• **WRITTEN TASKS**:
a) List every vector name the forum thread on vector swizzling gives for the proof-of-concept code.
b) According to the forum thread on vector swizzling, what is the only difference between Vector<double> and Vector<Vector2Double>?

━━ PASSAGE TO READ ━━

Anyone mind if I post a real-world example to provide some feedback? This particular example is complex multiply. It's kind of interesting because it has fairly simple requirements, but also a bit peculiar. In essence, it requires some pairwise (i.e. even/odd) permutation. Please see the attached code for a working proof-of-concept (using Vector, but with shuffles done scalar - the code is tested and correct, but slow). For "vAeven", the even elements are copied to the odd positions, and for "vAodd", the odd elements are copied to the even positions. For "vBswap", it's a simple permutation ("swizzle" in the Intel lingo). The algorithm is agnostic to vector length, as long as it is a multiple of 2. In all cases, it would be using the proposed Swizzle2().

Now, it turns out there is a "horizontal add" on AVX (and SSE3) which seems ready-made for complex arithmetic. If that is used, then the two permutations used to generate "vAeven" and "vAodd" can be eliminated - so if you're after the best possible performance, then you'd need to consider exposing the horizontal add as well.

Another possibility is exposing complex multiply as an intrinsic - since the optimal forms on different architectures vary. (It's common enough, in signal processing anyway.) The precedent is that "dot" product is already exposed that way, as well as some matrix operations, and "lerp".

Above, there's some discussion of whether to continue trying to abstract away register length. As far as from the perspective of this testcase, one possibility might be to add Vector8 - which would turn into two Vector4's in SSE2, but be a single register on AVX.

Maybe I've just muddied the water, and complex-multiply should be split off into it's own 'issue'?

complexmultiply.txt

tfenise commented 8 years ago

I think instead of having:

public static Vector<double> Swizzle (Vector<double> a, int s0, int s1);

we could have:

public static Vector<Vector2Double> Swizzle(Vector<Vector2Double> a, int s0, int s1);

The only "difference" between Vector<double> and Vector<Vector2Double> is that a Vector<Vector2Double> is guaranteed to consist of an even number of doubles. This become important if we want to provide Vector<Vector4Double>, which must occupy two 128-bit registers without AVX on x64.

On a machine with SSE2, Swizzle(a, 1, 0) could behave as follow:

(x0, x1) -> (x1, x0)

━━━
━━ ENTRIES SUPPLIED ━━

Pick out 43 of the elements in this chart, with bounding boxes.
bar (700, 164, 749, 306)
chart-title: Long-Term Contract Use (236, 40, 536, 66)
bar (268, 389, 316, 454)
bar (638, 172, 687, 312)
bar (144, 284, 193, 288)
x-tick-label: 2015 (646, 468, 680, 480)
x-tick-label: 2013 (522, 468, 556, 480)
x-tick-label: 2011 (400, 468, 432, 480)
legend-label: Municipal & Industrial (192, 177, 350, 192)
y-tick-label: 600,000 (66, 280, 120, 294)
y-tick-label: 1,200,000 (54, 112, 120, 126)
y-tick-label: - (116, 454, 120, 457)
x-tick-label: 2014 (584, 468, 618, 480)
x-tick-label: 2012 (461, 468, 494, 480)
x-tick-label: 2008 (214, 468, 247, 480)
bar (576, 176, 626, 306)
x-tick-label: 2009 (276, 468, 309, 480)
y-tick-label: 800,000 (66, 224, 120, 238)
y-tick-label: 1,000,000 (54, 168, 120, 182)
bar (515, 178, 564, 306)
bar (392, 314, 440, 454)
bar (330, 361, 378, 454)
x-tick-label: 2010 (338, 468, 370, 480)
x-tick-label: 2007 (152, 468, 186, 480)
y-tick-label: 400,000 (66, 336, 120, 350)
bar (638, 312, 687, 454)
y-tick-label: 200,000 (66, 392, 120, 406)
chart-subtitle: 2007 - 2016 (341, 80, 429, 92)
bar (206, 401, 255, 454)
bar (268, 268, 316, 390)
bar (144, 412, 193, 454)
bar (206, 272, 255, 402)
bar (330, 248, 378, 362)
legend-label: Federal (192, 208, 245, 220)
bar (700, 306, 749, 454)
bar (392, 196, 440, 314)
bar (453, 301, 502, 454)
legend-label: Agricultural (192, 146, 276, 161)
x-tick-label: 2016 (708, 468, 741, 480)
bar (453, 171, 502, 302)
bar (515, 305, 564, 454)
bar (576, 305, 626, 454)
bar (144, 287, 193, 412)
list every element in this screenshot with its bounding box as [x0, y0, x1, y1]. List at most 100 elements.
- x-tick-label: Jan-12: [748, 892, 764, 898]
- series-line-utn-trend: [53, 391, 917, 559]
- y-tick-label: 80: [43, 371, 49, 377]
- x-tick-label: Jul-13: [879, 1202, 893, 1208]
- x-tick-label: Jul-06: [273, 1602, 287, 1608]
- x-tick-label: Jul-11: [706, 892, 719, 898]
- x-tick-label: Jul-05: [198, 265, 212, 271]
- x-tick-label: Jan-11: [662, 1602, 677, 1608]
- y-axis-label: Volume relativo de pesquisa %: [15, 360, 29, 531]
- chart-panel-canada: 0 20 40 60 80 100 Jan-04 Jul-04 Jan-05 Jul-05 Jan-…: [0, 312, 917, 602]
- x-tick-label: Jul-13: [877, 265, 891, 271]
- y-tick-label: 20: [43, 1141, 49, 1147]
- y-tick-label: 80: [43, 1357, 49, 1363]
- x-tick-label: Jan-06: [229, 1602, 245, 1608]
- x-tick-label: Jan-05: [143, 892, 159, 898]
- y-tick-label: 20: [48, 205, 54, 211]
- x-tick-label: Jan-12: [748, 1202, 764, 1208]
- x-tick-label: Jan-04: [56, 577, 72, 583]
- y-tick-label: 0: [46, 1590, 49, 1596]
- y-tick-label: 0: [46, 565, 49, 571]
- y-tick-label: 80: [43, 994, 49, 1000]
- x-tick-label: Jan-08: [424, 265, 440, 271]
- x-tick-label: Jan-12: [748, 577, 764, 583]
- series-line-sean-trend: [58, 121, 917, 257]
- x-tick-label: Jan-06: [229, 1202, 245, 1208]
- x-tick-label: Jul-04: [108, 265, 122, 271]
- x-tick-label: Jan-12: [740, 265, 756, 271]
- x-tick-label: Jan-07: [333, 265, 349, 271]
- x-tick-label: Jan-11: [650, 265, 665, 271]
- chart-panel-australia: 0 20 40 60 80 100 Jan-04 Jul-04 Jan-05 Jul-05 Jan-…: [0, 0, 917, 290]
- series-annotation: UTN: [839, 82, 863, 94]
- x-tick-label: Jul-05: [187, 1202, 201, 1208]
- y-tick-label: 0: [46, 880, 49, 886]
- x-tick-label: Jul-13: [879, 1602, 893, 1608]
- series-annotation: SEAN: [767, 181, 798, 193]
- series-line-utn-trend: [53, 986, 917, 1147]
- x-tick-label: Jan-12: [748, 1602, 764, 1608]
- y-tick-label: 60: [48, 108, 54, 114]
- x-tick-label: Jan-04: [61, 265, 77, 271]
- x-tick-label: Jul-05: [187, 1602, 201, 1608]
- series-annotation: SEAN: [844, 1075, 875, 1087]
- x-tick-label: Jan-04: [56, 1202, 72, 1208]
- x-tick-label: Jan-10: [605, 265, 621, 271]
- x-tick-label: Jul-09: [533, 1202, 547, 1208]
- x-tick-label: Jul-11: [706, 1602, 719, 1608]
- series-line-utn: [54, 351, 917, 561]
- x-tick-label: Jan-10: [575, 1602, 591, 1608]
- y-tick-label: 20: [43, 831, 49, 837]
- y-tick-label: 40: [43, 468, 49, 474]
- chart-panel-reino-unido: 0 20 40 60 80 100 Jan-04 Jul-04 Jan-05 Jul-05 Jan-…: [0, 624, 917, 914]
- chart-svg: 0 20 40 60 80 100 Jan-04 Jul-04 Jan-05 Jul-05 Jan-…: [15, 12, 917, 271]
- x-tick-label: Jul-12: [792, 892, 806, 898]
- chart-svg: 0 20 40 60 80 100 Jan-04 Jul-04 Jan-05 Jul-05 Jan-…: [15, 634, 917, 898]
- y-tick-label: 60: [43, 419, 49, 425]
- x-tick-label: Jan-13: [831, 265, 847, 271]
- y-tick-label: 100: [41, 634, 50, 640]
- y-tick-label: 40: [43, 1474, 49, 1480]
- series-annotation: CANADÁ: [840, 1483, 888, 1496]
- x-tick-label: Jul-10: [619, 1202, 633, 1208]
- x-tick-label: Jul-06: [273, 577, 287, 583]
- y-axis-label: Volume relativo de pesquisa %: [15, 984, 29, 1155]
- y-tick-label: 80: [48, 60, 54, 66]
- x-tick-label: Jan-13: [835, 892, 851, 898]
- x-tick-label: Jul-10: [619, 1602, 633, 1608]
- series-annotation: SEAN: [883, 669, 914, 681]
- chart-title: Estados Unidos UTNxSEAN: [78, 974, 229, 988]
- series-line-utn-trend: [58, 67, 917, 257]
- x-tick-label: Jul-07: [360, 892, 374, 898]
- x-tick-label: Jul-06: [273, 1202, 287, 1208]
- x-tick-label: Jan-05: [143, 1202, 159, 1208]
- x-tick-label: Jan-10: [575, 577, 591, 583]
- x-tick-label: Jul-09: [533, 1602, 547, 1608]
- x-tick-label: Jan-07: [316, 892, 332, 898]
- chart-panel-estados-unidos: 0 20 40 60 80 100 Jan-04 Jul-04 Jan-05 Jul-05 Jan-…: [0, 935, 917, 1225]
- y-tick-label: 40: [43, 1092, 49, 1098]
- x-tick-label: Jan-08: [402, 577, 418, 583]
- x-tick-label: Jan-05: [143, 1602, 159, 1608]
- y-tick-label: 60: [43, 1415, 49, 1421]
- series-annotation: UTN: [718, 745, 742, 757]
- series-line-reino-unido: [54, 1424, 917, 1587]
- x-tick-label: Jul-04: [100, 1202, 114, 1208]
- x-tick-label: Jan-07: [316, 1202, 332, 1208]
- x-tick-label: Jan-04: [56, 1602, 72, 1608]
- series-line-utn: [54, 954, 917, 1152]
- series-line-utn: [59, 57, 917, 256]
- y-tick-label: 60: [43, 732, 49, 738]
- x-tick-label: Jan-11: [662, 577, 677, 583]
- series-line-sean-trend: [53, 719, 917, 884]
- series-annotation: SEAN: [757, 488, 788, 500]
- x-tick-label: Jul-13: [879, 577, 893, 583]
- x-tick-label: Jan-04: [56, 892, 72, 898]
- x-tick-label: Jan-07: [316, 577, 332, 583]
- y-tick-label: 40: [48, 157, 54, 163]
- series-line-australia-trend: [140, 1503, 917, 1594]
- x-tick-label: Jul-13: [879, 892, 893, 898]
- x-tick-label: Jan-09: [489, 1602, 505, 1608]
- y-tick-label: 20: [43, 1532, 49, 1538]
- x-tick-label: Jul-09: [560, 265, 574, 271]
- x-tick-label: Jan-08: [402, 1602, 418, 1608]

━━━

• **RESPONSES PER TASK**:
a) vAeven, vAodd, vBswap

b) A Vector<Vector2Double> is guaranteed to consist of an even number of doubles.